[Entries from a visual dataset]
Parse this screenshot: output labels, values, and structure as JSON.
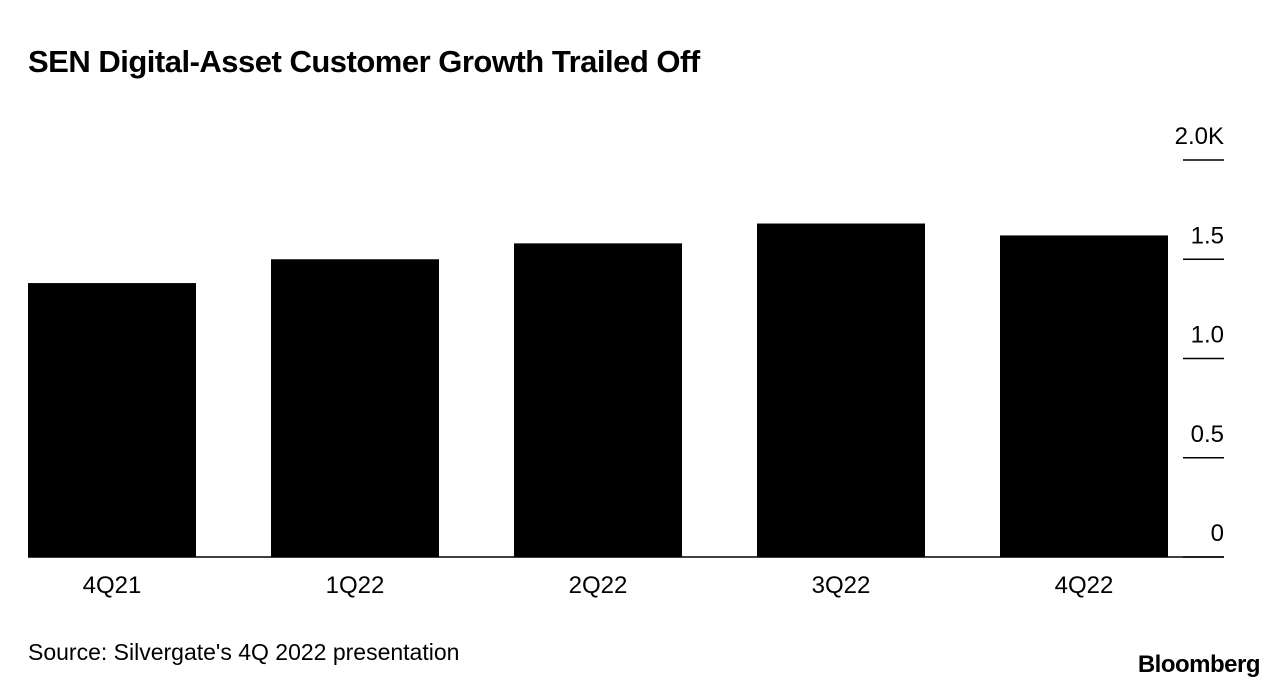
{
  "chart_data": {
    "type": "bar",
    "title": "SEN Digital-Asset Customer Growth Trailed Off",
    "categories": [
      "4Q21",
      "1Q22",
      "2Q22",
      "3Q22",
      "4Q22"
    ],
    "values": [
      1.38,
      1.5,
      1.58,
      1.68,
      1.62
    ],
    "color": "#000000",
    "ylim": [
      0,
      2
    ],
    "yticks": [
      0,
      0.5,
      {
        "value": 1,
        "label": "1.0"
      },
      1.5,
      {
        "value": 2,
        "label": "2.0K"
      }
    ],
    "source": "Source: Silvergate's 4Q 2022 presentation",
    "brand": "Bloomberg"
  }
}
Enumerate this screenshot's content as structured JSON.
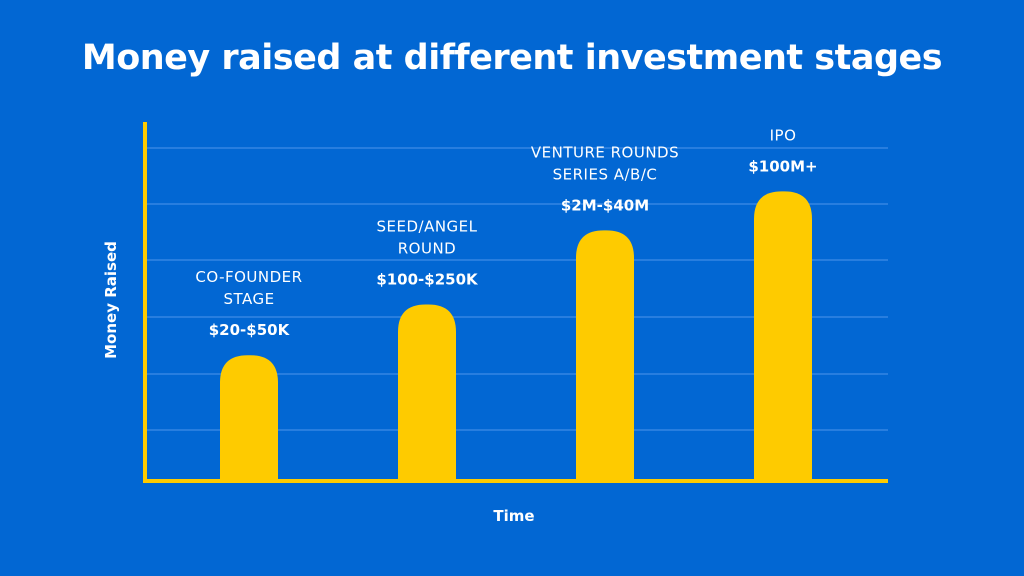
{
  "colors": {
    "background": "#0267d3",
    "bar": "#fecb00",
    "axis": "#fecb00",
    "grid": "#3f8de6",
    "text": "#ffffff"
  },
  "chart_data": {
    "type": "bar",
    "title": "Money raised at different investment stages",
    "xlabel": "Time",
    "ylabel": "Money Raised",
    "grid": true,
    "ylim": [
      0,
      100
    ],
    "gridlines": 6,
    "categories": [
      [
        "CO-FOUNDER",
        "STAGE"
      ],
      [
        "SEED/ANGEL",
        "ROUND"
      ],
      [
        "VENTURE ROUNDS",
        "SERIES A/B/C"
      ],
      [
        "IPO"
      ]
    ],
    "data_labels": [
      "$20-$50K",
      "$100-$250K",
      "$2M-$40M",
      "$100M+"
    ],
    "values": [
      32,
      45,
      64,
      74
    ]
  }
}
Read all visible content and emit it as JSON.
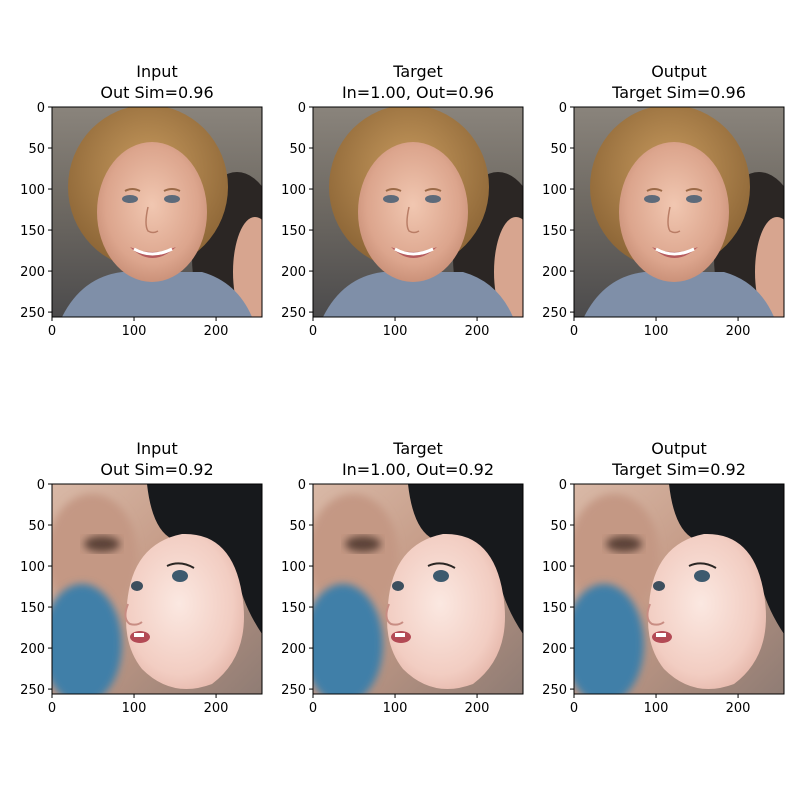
{
  "chart_data": [
    {
      "type": "image",
      "title": [
        "Input",
        "Out Sim=0.96"
      ],
      "subject": "face-woman",
      "xticks": [
        0,
        100,
        200
      ],
      "yticks": [
        0,
        50,
        100,
        150,
        200,
        250
      ],
      "xlim": [
        0,
        256
      ],
      "ylim": [
        256,
        0
      ],
      "grid": false
    },
    {
      "type": "image",
      "title": [
        "Target",
        "In=1.00, Out=0.96"
      ],
      "subject": "face-woman",
      "xticks": [
        0,
        100,
        200
      ],
      "yticks": [
        0,
        50,
        100,
        150,
        200,
        250
      ],
      "xlim": [
        0,
        256
      ],
      "ylim": [
        256,
        0
      ],
      "grid": false
    },
    {
      "type": "image",
      "title": [
        "Output",
        "Target Sim=0.96"
      ],
      "subject": "face-woman",
      "xticks": [
        0,
        100,
        200
      ],
      "yticks": [
        0,
        50,
        100,
        150,
        200,
        250
      ],
      "xlim": [
        0,
        256
      ],
      "ylim": [
        256,
        0
      ],
      "grid": false
    },
    {
      "type": "image",
      "title": [
        "Input",
        "Out Sim=0.92"
      ],
      "subject": "face-child",
      "xticks": [
        0,
        100,
        200
      ],
      "yticks": [
        0,
        50,
        100,
        150,
        200,
        250
      ],
      "xlim": [
        0,
        256
      ],
      "ylim": [
        256,
        0
      ],
      "grid": false
    },
    {
      "type": "image",
      "title": [
        "Target",
        "In=1.00, Out=0.92"
      ],
      "subject": "face-child",
      "xticks": [
        0,
        100,
        200
      ],
      "yticks": [
        0,
        50,
        100,
        150,
        200,
        250
      ],
      "xlim": [
        0,
        256
      ],
      "ylim": [
        256,
        0
      ],
      "grid": false
    },
    {
      "type": "image",
      "title": [
        "Output",
        "Target Sim=0.92"
      ],
      "subject": "face-child",
      "xticks": [
        0,
        100,
        200
      ],
      "yticks": [
        0,
        50,
        100,
        150,
        200,
        250
      ],
      "xlim": [
        0,
        256
      ],
      "ylim": [
        256,
        0
      ],
      "grid": false
    }
  ]
}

Exercise prompt - Using the listing above, gather each line that holds the string "Target" and copy it.

The completed task -
        "Target",
        "Target Sim=0.96"
        "Target",
        "Target Sim=0.92"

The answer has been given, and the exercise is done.